_Exercise task_. Extract all records. Keep each one exact.
-=-=-=-=-
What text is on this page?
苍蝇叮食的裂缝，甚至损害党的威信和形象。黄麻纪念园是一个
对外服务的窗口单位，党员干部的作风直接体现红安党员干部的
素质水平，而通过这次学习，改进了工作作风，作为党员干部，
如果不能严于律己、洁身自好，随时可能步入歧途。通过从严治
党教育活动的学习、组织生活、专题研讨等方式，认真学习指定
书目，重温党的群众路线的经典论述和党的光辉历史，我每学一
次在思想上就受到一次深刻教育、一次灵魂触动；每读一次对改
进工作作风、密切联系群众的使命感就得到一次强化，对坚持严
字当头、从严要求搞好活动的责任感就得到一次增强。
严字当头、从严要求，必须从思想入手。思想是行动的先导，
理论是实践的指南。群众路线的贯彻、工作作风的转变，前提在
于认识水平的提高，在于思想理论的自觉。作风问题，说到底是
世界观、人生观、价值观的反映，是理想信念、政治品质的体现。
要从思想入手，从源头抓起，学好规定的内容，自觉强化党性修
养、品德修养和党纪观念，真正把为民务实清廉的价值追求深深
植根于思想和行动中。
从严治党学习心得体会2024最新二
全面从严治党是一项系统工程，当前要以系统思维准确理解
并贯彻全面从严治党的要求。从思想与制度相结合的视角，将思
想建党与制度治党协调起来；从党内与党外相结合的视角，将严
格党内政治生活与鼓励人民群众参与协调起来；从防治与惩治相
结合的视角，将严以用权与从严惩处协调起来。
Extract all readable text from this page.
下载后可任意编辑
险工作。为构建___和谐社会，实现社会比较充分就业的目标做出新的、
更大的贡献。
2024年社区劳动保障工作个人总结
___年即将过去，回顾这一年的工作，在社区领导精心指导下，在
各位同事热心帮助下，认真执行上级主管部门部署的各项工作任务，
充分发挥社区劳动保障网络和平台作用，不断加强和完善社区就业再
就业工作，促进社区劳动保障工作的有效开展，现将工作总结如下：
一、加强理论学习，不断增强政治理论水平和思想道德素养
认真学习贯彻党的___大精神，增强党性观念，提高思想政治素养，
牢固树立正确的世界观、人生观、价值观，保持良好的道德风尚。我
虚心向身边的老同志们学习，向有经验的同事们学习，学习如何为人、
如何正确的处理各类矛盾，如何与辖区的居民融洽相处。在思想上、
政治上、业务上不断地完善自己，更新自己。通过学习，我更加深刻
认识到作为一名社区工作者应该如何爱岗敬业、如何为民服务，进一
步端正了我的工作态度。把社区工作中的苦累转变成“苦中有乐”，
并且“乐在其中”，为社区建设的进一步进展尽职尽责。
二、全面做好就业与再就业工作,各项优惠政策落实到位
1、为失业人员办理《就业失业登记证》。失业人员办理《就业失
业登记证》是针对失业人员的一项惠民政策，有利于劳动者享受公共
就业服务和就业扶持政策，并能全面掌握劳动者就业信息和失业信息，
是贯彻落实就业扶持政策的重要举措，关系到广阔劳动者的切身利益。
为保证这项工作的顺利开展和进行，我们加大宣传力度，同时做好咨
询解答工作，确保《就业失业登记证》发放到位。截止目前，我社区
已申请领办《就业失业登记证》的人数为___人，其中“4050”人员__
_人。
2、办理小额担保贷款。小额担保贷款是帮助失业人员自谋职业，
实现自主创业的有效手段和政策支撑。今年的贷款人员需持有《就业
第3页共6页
-=-=-=-=-
_Task output_.
What text is on this page?
苍蝇叮食的裂缝，甚至损害党的威信和形象。黄麻纪念园是一个
对外服务的窗口单位，党员干部的作风直接体现红安党员干部的
素质水平，而通过这次学习，改进了工作作风，作为党员干部，
如果不能严于律己、洁身自好，随时可能步入歧途。通过从严治
党教育活动的学习、组织生活、专题研讨等方式，认真学习指定
书目，重温党的群众路线的经典论述和党的光辉历史，我每学一
次在思想上就受到一次深刻教育、一次灵魂触动；每读一次对改
进工作作风、密切联系群众的使命感就得到一次强化，对坚持严
字当头、从严要求搞好活动的责任感就得到一次增强。
严字当头、从严要求，必须从思想入手。思想是行动的先导，
理论是实践的指南。群众路线的贯彻、工作作风的转变，前提在
于认识水平的提高，在于思想理论的自觉。作风问题，说到底是
世界观、人生观、价值观的反映，是理想信念、政治品质的体现。
要从思想入手，从源头抓起，学好规定的内容，自觉强化党性修
养、品德修养和党纪观念，真正把为民务实清廉的价值追求深深
植根于思想和行动中。
从严治党学习心得体会2024最新二
全面从严治党是一项系统工程，当前要以系统思维准确理解
并贯彻全面从严治党的要求。从思想与制度相结合的视角，将思
想建党与制度治党协调起来；从党内与党外相结合的视角，将严
格党内政治生活与鼓励人民群众参与协调起来；从防治与惩治相
结合的视角，将严以用权与从严惩处协调起来。
Extract all readable text from this page.
下载后可任意编辑
险工作。为构建___和谐社会，实现社会比较充分就业的目标做出新的、
更大的贡献。
2024年社区劳动保障工作个人总结
___年即将过去，回顾这一年的工作，在社区领导精心指导下，在
各位同事热心帮助下，认真执行上级主管部门部署的各项工作任务，
充分发挥社区劳动保障网络和平台作用，不断加强和完善社区就业再
就业工作，促进社区劳动保障工作的有效开展，现将工作总结如下：
一、加强理论学习，不断增强政治理论水平和思想道德素养
认真学习贯彻党的___大精神，增强党性观念，提高思想政治素养，
牢固树立正确的世界观、人生观、价值观，保持良好的道德风尚。我
虚心向身边的老同志们学习，向有经验的同事们学习，学习如何为人、
如何正确的处理各类矛盾，如何与辖区的居民融洽相处。在思想上、
政治上、业务上不断地完善自己，更新自己。通过学习，我更加深刻
认识到作为一名社区工作者应该如何爱岗敬业、如何为民服务，进一
步端正了我的工作态度。把社区工作中的苦累转变成“苦中有乐”，
并且“乐在其中”，为社区建设的进一步进展尽职尽责。
二、全面做好就业与再就业工作,各项优惠政策落实到位
1、为失业人员办理《就业失业登记证》。失业人员办理《就业失
业登记证》是针对失业人员的一项惠民政策，有利于劳动者享受公共
就业服务和就业扶持政策，并能全面掌握劳动者就业信息和失业信息，
是贯彻落实就业扶持政策的重要举措，关系到广阔劳动者的切身利益。
为保证这项工作的顺利开展和进行，我们加大宣传力度，同时做好咨
询解答工作，确保《就业失业登记证》发放到位。截止目前，我社区
已申请领办《就业失业登记证》的人数为___人，其中“4050”人员__
_人。
2、办理小额担保贷款。小额担保贷款是帮助失业人员自谋职业，
实现自主创业的有效手段和政策支撑。今年的贷款人员需持有《就业
第3页共6页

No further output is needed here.